Task requirements » Check each line of the material. Copy those containing "taxes".

Records for the exercise »
__________________________________________________

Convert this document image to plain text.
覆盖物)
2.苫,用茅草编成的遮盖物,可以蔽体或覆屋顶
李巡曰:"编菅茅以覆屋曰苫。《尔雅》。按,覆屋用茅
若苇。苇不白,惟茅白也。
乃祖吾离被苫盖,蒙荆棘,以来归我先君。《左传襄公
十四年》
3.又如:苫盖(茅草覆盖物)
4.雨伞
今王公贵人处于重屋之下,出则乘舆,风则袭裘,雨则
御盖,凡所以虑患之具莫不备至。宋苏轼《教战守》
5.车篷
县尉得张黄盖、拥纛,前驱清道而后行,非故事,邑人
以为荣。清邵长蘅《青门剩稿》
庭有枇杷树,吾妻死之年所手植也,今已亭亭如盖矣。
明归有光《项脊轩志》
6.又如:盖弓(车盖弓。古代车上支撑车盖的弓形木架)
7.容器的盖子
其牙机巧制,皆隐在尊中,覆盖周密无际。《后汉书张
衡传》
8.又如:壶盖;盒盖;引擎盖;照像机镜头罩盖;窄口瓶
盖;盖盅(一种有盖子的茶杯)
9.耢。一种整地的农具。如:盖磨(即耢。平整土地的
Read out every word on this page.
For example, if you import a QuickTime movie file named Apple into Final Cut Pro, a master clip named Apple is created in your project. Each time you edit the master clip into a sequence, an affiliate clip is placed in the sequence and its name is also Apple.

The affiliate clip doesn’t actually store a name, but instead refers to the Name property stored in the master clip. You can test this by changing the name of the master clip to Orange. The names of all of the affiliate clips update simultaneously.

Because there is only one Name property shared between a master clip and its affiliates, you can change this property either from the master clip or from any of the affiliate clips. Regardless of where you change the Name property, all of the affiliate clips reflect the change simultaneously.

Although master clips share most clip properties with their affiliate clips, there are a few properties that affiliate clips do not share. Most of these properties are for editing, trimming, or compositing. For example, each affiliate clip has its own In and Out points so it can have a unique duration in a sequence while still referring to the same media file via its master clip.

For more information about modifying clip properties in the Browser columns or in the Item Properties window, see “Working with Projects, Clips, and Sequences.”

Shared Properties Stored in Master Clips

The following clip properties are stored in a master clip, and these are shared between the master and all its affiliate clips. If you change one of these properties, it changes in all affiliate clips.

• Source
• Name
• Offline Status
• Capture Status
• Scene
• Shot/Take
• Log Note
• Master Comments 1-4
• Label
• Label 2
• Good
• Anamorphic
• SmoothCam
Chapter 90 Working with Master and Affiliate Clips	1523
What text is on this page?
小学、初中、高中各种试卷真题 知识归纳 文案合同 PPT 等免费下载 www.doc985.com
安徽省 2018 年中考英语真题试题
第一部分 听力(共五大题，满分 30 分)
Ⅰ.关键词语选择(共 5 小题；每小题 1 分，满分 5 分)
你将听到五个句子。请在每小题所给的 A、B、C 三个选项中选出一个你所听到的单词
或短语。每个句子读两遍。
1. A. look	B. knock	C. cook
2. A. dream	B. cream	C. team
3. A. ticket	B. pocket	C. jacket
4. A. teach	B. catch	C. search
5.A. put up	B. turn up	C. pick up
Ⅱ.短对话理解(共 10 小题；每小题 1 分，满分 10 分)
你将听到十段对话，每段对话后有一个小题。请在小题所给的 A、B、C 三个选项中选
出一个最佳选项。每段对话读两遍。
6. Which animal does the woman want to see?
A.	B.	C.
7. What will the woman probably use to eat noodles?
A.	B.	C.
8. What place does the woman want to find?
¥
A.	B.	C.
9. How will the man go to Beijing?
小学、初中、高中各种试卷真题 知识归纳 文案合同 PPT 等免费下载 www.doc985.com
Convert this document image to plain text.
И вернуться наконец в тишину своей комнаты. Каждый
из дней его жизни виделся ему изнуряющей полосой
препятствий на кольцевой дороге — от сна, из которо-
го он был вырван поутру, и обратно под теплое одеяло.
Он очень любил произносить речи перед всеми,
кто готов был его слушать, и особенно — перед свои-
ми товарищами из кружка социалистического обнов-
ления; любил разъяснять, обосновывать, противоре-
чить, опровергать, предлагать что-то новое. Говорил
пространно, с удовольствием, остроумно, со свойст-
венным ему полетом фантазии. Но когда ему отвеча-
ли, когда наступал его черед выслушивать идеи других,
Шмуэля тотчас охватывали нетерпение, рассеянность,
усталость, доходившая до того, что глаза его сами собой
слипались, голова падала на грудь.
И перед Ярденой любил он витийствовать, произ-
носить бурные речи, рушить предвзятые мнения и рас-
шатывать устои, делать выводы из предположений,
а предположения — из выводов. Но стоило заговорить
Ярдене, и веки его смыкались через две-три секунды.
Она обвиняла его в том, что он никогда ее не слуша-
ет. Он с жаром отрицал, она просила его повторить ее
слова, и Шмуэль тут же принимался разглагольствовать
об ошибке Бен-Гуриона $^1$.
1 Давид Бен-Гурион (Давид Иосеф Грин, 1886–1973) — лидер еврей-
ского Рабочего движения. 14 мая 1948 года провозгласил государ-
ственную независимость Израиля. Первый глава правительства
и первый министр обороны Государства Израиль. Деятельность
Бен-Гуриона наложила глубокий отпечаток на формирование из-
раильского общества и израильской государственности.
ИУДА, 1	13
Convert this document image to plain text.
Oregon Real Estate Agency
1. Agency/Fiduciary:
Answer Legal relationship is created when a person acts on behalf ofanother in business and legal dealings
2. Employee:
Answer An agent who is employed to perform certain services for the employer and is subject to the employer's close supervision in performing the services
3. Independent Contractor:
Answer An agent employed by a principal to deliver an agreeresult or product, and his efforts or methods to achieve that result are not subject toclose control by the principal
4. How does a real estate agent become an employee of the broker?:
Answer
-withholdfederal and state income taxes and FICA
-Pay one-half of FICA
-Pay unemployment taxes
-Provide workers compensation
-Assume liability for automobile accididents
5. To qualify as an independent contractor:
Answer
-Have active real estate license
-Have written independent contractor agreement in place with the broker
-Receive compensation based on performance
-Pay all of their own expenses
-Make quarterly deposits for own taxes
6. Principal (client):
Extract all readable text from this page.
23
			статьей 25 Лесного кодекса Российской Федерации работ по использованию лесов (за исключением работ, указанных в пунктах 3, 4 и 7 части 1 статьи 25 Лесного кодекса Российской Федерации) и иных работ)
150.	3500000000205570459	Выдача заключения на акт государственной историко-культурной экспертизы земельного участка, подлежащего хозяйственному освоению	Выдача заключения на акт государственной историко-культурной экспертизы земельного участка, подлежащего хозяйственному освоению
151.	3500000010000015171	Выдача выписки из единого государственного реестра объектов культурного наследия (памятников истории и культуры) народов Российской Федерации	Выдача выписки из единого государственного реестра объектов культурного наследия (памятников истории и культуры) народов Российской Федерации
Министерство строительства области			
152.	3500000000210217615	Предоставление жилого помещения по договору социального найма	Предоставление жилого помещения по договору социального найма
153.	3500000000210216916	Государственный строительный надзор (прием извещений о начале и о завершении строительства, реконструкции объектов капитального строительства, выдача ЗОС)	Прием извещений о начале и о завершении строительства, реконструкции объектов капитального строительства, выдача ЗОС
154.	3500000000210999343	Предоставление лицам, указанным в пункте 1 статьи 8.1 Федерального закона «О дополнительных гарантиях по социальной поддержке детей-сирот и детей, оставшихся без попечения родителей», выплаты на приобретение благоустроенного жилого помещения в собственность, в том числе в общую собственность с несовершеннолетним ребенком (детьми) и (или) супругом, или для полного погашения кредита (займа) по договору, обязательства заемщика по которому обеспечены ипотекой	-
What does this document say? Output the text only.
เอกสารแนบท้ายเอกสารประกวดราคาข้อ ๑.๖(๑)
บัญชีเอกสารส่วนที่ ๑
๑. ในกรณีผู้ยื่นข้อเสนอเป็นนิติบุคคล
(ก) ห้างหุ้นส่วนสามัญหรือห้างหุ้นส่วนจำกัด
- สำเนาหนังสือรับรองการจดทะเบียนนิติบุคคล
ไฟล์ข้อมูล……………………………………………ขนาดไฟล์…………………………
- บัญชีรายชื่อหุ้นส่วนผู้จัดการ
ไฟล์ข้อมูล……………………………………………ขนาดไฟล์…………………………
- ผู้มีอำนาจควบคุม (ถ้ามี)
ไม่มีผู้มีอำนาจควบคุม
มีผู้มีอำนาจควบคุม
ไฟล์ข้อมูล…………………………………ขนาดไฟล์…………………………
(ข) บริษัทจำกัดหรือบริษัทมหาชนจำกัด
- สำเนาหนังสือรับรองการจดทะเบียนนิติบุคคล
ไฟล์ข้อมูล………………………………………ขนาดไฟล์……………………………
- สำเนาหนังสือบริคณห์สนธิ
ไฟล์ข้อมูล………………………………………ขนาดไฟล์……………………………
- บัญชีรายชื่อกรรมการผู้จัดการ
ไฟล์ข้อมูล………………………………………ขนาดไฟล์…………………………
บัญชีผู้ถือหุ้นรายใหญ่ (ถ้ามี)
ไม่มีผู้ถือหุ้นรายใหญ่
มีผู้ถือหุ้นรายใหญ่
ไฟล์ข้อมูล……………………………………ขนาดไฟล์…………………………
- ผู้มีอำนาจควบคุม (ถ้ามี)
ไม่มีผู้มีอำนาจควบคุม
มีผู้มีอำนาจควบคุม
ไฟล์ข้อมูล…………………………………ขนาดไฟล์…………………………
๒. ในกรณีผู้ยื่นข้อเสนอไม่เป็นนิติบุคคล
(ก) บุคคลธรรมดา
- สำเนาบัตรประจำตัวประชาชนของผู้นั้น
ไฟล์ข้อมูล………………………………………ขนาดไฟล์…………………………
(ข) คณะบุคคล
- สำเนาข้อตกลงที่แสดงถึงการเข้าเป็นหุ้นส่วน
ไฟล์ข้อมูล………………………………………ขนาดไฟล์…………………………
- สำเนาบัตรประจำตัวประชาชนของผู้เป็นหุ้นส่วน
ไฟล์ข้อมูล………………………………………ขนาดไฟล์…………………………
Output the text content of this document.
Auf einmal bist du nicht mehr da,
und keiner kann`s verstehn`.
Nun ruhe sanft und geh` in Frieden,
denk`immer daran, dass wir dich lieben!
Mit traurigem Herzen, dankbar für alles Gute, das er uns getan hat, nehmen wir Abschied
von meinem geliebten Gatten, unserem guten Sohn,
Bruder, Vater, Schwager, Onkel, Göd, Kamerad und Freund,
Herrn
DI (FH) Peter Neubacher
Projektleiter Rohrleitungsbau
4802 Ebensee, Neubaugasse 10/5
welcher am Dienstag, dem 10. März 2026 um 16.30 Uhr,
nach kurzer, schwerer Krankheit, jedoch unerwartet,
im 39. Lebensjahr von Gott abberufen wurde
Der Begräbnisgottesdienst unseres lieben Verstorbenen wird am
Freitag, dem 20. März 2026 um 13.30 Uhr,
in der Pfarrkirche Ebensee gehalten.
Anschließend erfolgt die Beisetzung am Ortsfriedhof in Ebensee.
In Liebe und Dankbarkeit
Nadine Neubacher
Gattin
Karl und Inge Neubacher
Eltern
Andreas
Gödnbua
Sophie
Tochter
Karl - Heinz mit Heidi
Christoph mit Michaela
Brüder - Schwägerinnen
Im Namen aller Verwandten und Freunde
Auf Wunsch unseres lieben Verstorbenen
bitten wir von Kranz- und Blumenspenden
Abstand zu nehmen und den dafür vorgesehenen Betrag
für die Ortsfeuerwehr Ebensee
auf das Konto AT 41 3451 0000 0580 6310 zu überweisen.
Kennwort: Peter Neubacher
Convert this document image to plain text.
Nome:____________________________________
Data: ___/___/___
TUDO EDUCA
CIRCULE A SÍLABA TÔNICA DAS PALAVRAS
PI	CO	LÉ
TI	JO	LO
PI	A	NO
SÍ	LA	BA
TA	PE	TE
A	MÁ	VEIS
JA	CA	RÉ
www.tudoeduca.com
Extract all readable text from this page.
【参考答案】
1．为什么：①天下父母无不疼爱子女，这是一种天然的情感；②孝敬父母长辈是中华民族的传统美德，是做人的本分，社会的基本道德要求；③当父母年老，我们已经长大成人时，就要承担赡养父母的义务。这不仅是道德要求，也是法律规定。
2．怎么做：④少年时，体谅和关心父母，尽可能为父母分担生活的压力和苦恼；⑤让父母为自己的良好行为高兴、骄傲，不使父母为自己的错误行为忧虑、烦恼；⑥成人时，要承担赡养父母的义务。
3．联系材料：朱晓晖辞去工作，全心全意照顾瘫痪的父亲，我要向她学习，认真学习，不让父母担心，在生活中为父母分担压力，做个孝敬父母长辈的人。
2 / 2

__________________________________________________

Output for this exercise »
-withholdfederal and state income taxes and FICA
-Pay unemployment taxes
-Make quarterly deposits for own taxes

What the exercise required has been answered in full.